Given task: Without the pictures, output the records below word for word.

--- start Given records ---

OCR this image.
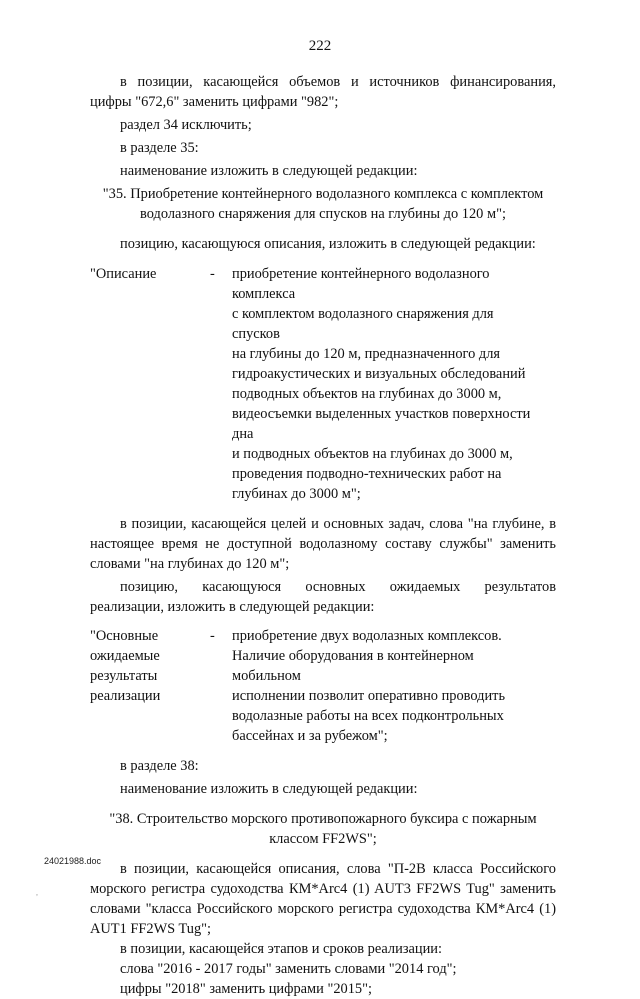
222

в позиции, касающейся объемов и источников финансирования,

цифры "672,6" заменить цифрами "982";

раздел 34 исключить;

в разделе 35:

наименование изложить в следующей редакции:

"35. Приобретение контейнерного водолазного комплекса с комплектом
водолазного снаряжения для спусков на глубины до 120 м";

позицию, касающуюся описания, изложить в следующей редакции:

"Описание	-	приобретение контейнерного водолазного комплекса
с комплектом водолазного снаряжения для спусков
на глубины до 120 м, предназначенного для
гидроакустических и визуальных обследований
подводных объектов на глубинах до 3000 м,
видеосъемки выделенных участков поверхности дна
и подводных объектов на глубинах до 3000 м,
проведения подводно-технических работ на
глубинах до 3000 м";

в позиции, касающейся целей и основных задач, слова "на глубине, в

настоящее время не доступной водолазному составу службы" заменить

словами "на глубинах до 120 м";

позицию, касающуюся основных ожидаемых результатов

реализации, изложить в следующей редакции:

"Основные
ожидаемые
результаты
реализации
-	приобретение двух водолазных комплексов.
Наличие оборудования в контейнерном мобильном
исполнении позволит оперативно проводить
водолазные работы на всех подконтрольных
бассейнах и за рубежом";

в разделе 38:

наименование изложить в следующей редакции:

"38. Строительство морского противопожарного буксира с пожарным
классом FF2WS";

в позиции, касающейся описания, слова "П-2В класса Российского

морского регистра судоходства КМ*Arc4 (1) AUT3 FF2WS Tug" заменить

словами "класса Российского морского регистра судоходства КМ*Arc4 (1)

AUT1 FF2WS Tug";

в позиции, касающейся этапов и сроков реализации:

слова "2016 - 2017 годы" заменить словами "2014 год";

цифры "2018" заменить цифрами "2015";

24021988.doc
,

--- end Given records ---

Response for this exercise:
OCR this image.
222

в позиции, касающейся объемов и источников финансирования,

цифры "672,6" заменить цифрами "982";

раздел 34 исключить;

в разделе 35:

наименование изложить в следующей редакции:

"35. Приобретение контейнерного водолазного комплекса с комплектом
водолазного снаряжения для спусков на глубины до 120 м";

позицию, касающуюся описания, изложить в следующей редакции:

"Описание	-	приобретение контейнерного водолазного комплекса
с комплектом водолазного снаряжения для спусков
на глубины до 120 м, предназначенного для
гидроакустических и визуальных обследований
подводных объектов на глубинах до 3000 м,
видеосъемки выделенных участков поверхности дна
и подводных объектов на глубинах до 3000 м,
проведения подводно-технических работ на
глубинах до 3000 м";

в позиции, касающейся целей и основных задач, слова "на глубине, в

настоящее время не доступной водолазному составу службы" заменить

словами "на глубинах до 120 м";

позицию, касающуюся основных ожидаемых результатов

реализации, изложить в следующей редакции:

"Основные
ожидаемые
результаты
реализации
-	приобретение двух водолазных комплексов.
Наличие оборудования в контейнерном мобильном
исполнении позволит оперативно проводить
водолазные работы на всех подконтрольных
бассейнах и за рубежом";

в разделе 38:

наименование изложить в следующей редакции:

"38. Строительство морского противопожарного буксира с пожарным
классом FF2WS";

в позиции, касающейся описания, слова "П-2В класса Российского

морского регистра судоходства КМ*Arc4 (1) AUT3 FF2WS Tug" заменить

словами "класса Российского морского регистра судоходства КМ*Arc4 (1)

AUT1 FF2WS Tug";

в позиции, касающейся этапов и сроков реализации:

слова "2016 - 2017 годы" заменить словами "2014 год";

цифры "2018" заменить цифрами "2015";

24021988.doc
,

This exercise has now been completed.